## Start EXTRACTED ENTRIES

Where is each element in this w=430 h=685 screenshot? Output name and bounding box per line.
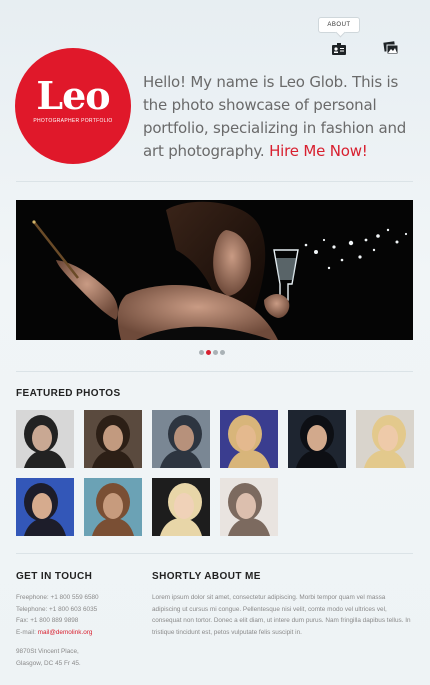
top-nav: ABOUT	[318, 17, 418, 59]
hero-slider[interactable]	[16, 200, 413, 340]
thumb-1-image	[16, 410, 74, 468]
thumb-10[interactable]	[220, 478, 278, 536]
thumb-1[interactable]	[16, 410, 74, 468]
about-text: Lorem ipsum dolor sit amet, consectetur …	[152, 594, 411, 636]
email-link[interactable]: mail@demolink.org	[38, 629, 93, 636]
thumb-5[interactable]	[288, 410, 346, 468]
address-line-2: Glasgow, DC 45 Fr 45.	[16, 659, 81, 667]
id-card-icon[interactable]	[331, 41, 347, 55]
thumb-8[interactable]	[84, 478, 142, 536]
slider-dot[interactable]	[199, 350, 204, 355]
thumb-3-image	[152, 410, 210, 468]
slider-dot[interactable]	[213, 350, 218, 355]
email-label: E-mail:	[16, 628, 38, 636]
divider	[16, 371, 413, 372]
photos-icon[interactable]	[383, 40, 399, 55]
thumb-9-image	[152, 478, 210, 536]
contact-title: GET IN TOUCH	[16, 571, 93, 582]
divider	[16, 181, 413, 182]
intro-text: Hello! My name is Leo Glob. This is the …	[143, 71, 415, 163]
thumb-2-image	[84, 410, 142, 468]
about-tab[interactable]: ABOUT	[318, 17, 360, 33]
divider	[16, 553, 413, 554]
slider-dots	[199, 350, 227, 356]
thumb-5-image	[288, 410, 346, 468]
fax: Fax: +1 800 889 9898	[16, 617, 79, 624]
thumb-4-image	[220, 410, 278, 468]
hero-image	[16, 200, 413, 340]
contact-info: Freephone: +1 800 559 6580 Telephone: +1…	[16, 592, 141, 669]
featured-title: FEATURED PHOTOS	[16, 388, 121, 399]
freephone: Freephone: +1 800 559 6580	[16, 594, 99, 601]
logo-wordmark: Leo	[36, 73, 110, 118]
hire-me-link[interactable]: Hire Me Now!	[269, 142, 368, 160]
slider-dot[interactable]	[220, 350, 225, 355]
thumb-7-image	[16, 478, 74, 536]
logo-subtitle: PHOTOGRAPHER PORTFOLIO	[33, 118, 113, 124]
thumb-2[interactable]	[84, 410, 142, 468]
thumb-4[interactable]	[220, 410, 278, 468]
thumb-9[interactable]	[152, 478, 210, 536]
logo[interactable]: Leo PHOTOGRAPHER PORTFOLIO	[15, 48, 131, 164]
about-title: SHORTLY ABOUT ME	[152, 571, 261, 582]
email-row: E-mail: mail@demolink.org	[16, 627, 141, 639]
thumb-3[interactable]	[152, 410, 210, 468]
telephone: Telephone: +1 800 603 6035	[16, 605, 98, 613]
thumb-6[interactable]	[356, 410, 414, 468]
thumb-8-image	[84, 478, 142, 536]
thumb-10-image	[220, 478, 278, 536]
thumb-6-image	[356, 410, 414, 468]
thumb-7[interactable]	[16, 478, 74, 536]
address-line-1: 9870St Vincent Place,	[16, 648, 79, 655]
slider-dot[interactable]	[206, 350, 211, 355]
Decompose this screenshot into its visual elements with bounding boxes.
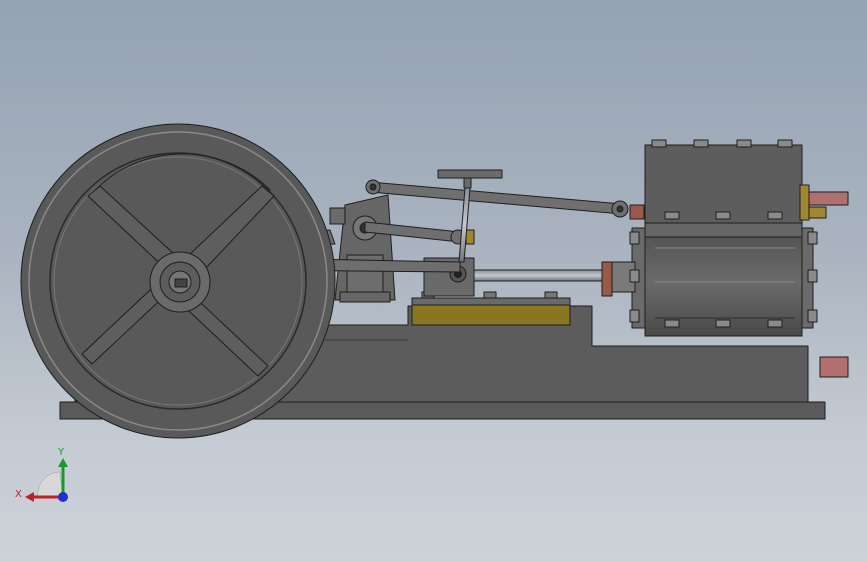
- valve-handwheel[interactable]: [437, 169, 503, 263]
- graphics-viewport[interactable]: Y X: [0, 0, 867, 562]
- z-axis-dot: [58, 492, 68, 502]
- steam-engine-model[interactable]: Y X: [0, 0, 867, 562]
- triad-base-shadow: [37, 471, 64, 498]
- y-axis-label: Y: [57, 447, 65, 458]
- flywheel[interactable]: [20, 123, 336, 439]
- piston-rod[interactable]: [469, 269, 606, 282]
- x-axis-label: X: [15, 489, 22, 500]
- main-standard[interactable]: [329, 194, 396, 303]
- view-orientation-triad[interactable]: Y X: [15, 447, 68, 502]
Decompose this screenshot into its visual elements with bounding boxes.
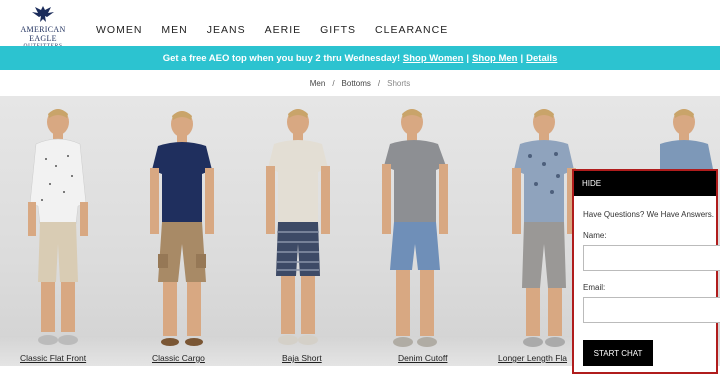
promo-divider: | <box>520 52 524 64</box>
chat-email-field[interactable] <box>583 297 720 323</box>
site-header: AMERICAN EAGLE OUTFITTERS WOMEN MEN JEAN… <box>0 0 720 49</box>
chat-name-label: Name: <box>583 231 607 240</box>
style-link-classic-cargo[interactable]: Classic Cargo <box>152 353 205 363</box>
breadcrumb-separator: / <box>332 78 335 88</box>
breadcrumb-separator: / <box>377 78 381 88</box>
model-denim-cutoff[interactable] <box>372 104 462 352</box>
chat-name-field[interactable] <box>583 245 720 271</box>
breadcrumb-men[interactable]: Men <box>310 79 326 88</box>
breadcrumb-shorts: Shorts <box>387 78 411 88</box>
nav-gifts[interactable]: GIFTS <box>320 24 356 36</box>
promo-text: Get a free AEO top when you buy 2 thru W… <box>162 52 401 64</box>
nav-aerie[interactable]: AERIE <box>265 24 302 36</box>
brand-logo[interactable]: AMERICAN EAGLE OUTFITTERS <box>6 4 80 49</box>
nav-clearance[interactable]: CLEARANCE <box>375 24 448 36</box>
shop-women-link[interactable]: Shop Women <box>403 53 464 64</box>
shop-men-link[interactable]: Shop Men <box>472 53 517 64</box>
main-nav: WOMEN MEN JEANS AERIE GIFTS CLEARANCE <box>96 24 467 36</box>
start-chat-button[interactable]: START CHAT <box>583 340 653 366</box>
promo-banner: Get a free AEO top when you buy 2 thru W… <box>0 46 720 70</box>
chat-hide-button[interactable]: HIDE <box>574 171 716 196</box>
eagle-icon <box>32 6 54 22</box>
model-classic-cargo[interactable] <box>138 104 228 352</box>
model-classic-flat-front[interactable] <box>12 104 102 352</box>
promo-divider: | <box>466 52 470 64</box>
nav-men[interactable]: MEN <box>161 24 187 36</box>
breadcrumb: Men / Bottoms / Shorts <box>0 70 720 96</box>
chat-email-label: Email: <box>583 283 606 292</box>
style-link-baja-short[interactable]: Baja Short <box>282 353 322 363</box>
chat-widget: HIDE Have Questions? We Have Answers. Na… <box>572 169 720 374</box>
style-link-denim-cutoff[interactable]: Denim Cutoff <box>398 353 447 363</box>
details-link[interactable]: Details <box>526 53 557 64</box>
style-link-longer-length-flat-front[interactable]: Longer Length Fla <box>498 353 567 363</box>
style-link-classic-flat-front[interactable]: Classic Flat Front <box>20 353 86 363</box>
chat-heading: Have Questions? We Have Answers. <box>583 210 715 219</box>
nav-jeans[interactable]: JEANS <box>207 24 246 36</box>
breadcrumb-bottoms[interactable]: Bottoms <box>342 79 371 88</box>
logo-text-line1: AMERICAN EAGLE <box>20 25 66 43</box>
nav-women[interactable]: WOMEN <box>96 24 142 36</box>
model-baja-short[interactable] <box>252 104 342 352</box>
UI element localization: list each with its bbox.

## End EXTRACTED ENTRIES

Copy out every line of the listing above word for word, leaving out the pictures.

Where is each element in this w=430 h=685 screenshot? Output name and bounding box per line.
top-nav: ABOUT	[318, 17, 418, 59]
hero-slider[interactable]	[16, 200, 413, 340]
thumb-1-image	[16, 410, 74, 468]
thumb-10[interactable]	[220, 478, 278, 536]
thumb-1[interactable]	[16, 410, 74, 468]
about-text: Lorem ipsum dolor sit amet, consectetur …	[152, 594, 411, 636]
email-link[interactable]: mail@demolink.org	[38, 629, 93, 636]
thumb-5[interactable]	[288, 410, 346, 468]
address-line-2: Glasgow, DC 45 Fr 45.	[16, 659, 81, 667]
id-card-icon[interactable]	[331, 41, 347, 55]
thumb-8[interactable]	[84, 478, 142, 536]
slider-dot[interactable]	[199, 350, 204, 355]
thumb-3-image	[152, 410, 210, 468]
slider-dot[interactable]	[213, 350, 218, 355]
email-label: E-mail:	[16, 628, 38, 636]
divider	[16, 371, 413, 372]
photos-icon[interactable]	[383, 40, 399, 55]
thumb-9-image	[152, 478, 210, 536]
contact-title: GET IN TOUCH	[16, 571, 93, 582]
divider	[16, 181, 413, 182]
intro-text: Hello! My name is Leo Glob. This is the …	[143, 71, 415, 163]
thumb-2-image	[84, 410, 142, 468]
about-tab[interactable]: ABOUT	[318, 17, 360, 33]
divider	[16, 553, 413, 554]
slider-dots	[199, 350, 227, 356]
thumb-5-image	[288, 410, 346, 468]
fax: Fax: +1 800 889 9898	[16, 617, 79, 624]
thumb-4-image	[220, 410, 278, 468]
hero-image	[16, 200, 413, 340]
contact-info: Freephone: +1 800 559 6580 Telephone: +1…	[16, 592, 141, 669]
featured-title: FEATURED PHOTOS	[16, 388, 121, 399]
freephone: Freephone: +1 800 559 6580	[16, 594, 99, 601]
logo-wordmark: Leo	[36, 73, 110, 118]
hire-me-link[interactable]: Hire Me Now!	[269, 142, 368, 160]
slider-dot[interactable]	[220, 350, 225, 355]
thumb-7-image	[16, 478, 74, 536]
logo-subtitle: PHOTOGRAPHER PORTFOLIO	[33, 118, 113, 124]
thumb-2[interactable]	[84, 410, 142, 468]
thumb-4[interactable]	[220, 410, 278, 468]
thumb-9[interactable]	[152, 478, 210, 536]
logo[interactable]: Leo PHOTOGRAPHER PORTFOLIO	[15, 48, 131, 164]
about-title: SHORTLY ABOUT ME	[152, 571, 261, 582]
email-row: E-mail: mail@demolink.org	[16, 627, 141, 639]
thumb-3[interactable]	[152, 410, 210, 468]
telephone: Telephone: +1 800 603 6035	[16, 605, 98, 613]
thumb-6[interactable]	[356, 410, 414, 468]
thumb-8-image	[84, 478, 142, 536]
thumb-10-image	[220, 478, 278, 536]
thumb-6-image	[356, 410, 414, 468]
thumb-7[interactable]	[16, 478, 74, 536]
address-line-1: 9870St Vincent Place,	[16, 648, 79, 655]
slider-dot[interactable]	[206, 350, 211, 355]
Decompose this screenshot into its visual elements with bounding boxes.
- valve-handwheel[interactable]: [437, 169, 503, 263]
- graphics-viewport[interactable]: Y X: [0, 0, 867, 562]
- z-axis-dot: [58, 492, 68, 502]
- steam-engine-model[interactable]: Y X: [0, 0, 867, 562]
- triad-base-shadow: [37, 471, 64, 498]
- y-axis-label: Y: [57, 447, 65, 458]
- flywheel[interactable]: [20, 123, 336, 439]
- piston-rod[interactable]: [469, 269, 606, 282]
- x-axis-label: X: [15, 489, 22, 500]
- main-standard[interactable]: [329, 194, 396, 303]
- view-orientation-triad[interactable]: Y X: [15, 447, 68, 502]
Decompose this screenshot into its visual elements with bounding boxes.
promo-divider: | <box>520 52 524 64</box>
chat-email-field[interactable] <box>583 297 720 323</box>
site-header: AMERICAN EAGLE OUTFITTERS WOMEN MEN JEAN… <box>0 0 720 49</box>
chat-name-label: Name: <box>583 231 607 240</box>
style-link-classic-cargo[interactable]: Classic Cargo <box>152 353 205 363</box>
breadcrumb-separator: / <box>332 78 335 88</box>
breadcrumb-separator: / <box>377 78 381 88</box>
model-denim-cutoff[interactable] <box>372 104 462 352</box>
chat-name-field[interactable] <box>583 245 720 271</box>
breadcrumb-men[interactable]: Men <box>310 79 326 88</box>
breadcrumb-shorts: Shorts <box>387 78 411 88</box>
nav-gifts[interactable]: GIFTS <box>320 24 356 36</box>
promo-text: Get a free AEO top when you buy 2 thru W… <box>162 52 401 64</box>
nav-aerie[interactable]: AERIE <box>265 24 302 36</box>
brand-logo[interactable]: AMERICAN EAGLE OUTFITTERS <box>6 4 80 49</box>
nav-clearance[interactable]: CLEARANCE <box>375 24 448 36</box>
shop-women-link[interactable]: Shop Women <box>403 53 464 64</box>
shop-men-link[interactable]: Shop Men <box>472 53 517 64</box>
main-nav: WOMEN MEN JEANS AERIE GIFTS CLEARANCE <box>96 24 467 36</box>
start-chat-button[interactable]: START CHAT <box>583 340 653 366</box>
promo-banner: Get a free AEO top when you buy 2 thru W… <box>0 46 720 70</box>
chat-hide-button[interactable]: HIDE <box>574 171 716 196</box>
eagle-icon <box>32 6 54 22</box>
model-classic-cargo[interactable] <box>138 104 228 352</box>
model-classic-flat-front[interactable] <box>12 104 102 352</box>
promo-divider: | <box>466 52 470 64</box>
nav-men[interactable]: MEN <box>161 24 187 36</box>
breadcrumb: Men / Bottoms / Shorts <box>0 70 720 96</box>
chat-email-label: Email: <box>583 283 606 292</box>
style-link-baja-short[interactable]: Baja Short <box>282 353 322 363</box>
chat-widget: HIDE Have Questions? We Have Answers. Na… <box>572 169 720 374</box>
style-link-denim-cutoff[interactable]: Denim Cutoff <box>398 353 447 363</box>
details-link[interactable]: Details <box>526 53 557 64</box>
style-link-longer-length-flat-front[interactable]: Longer Length Fla <box>498 353 567 363</box>
style-link-classic-flat-front[interactable]: Classic Flat Front <box>20 353 86 363</box>
chat-heading: Have Questions? We Have Answers. <box>583 210 715 219</box>
nav-jeans[interactable]: JEANS <box>207 24 246 36</box>
breadcrumb-bottoms[interactable]: Bottoms <box>342 79 371 88</box>
logo-text-line1: AMERICAN EAGLE <box>20 25 66 43</box>
nav-women[interactable]: WOMEN <box>96 24 142 36</box>
model-baja-short[interactable] <box>252 104 342 352</box>
UI element localization: list each with its bbox.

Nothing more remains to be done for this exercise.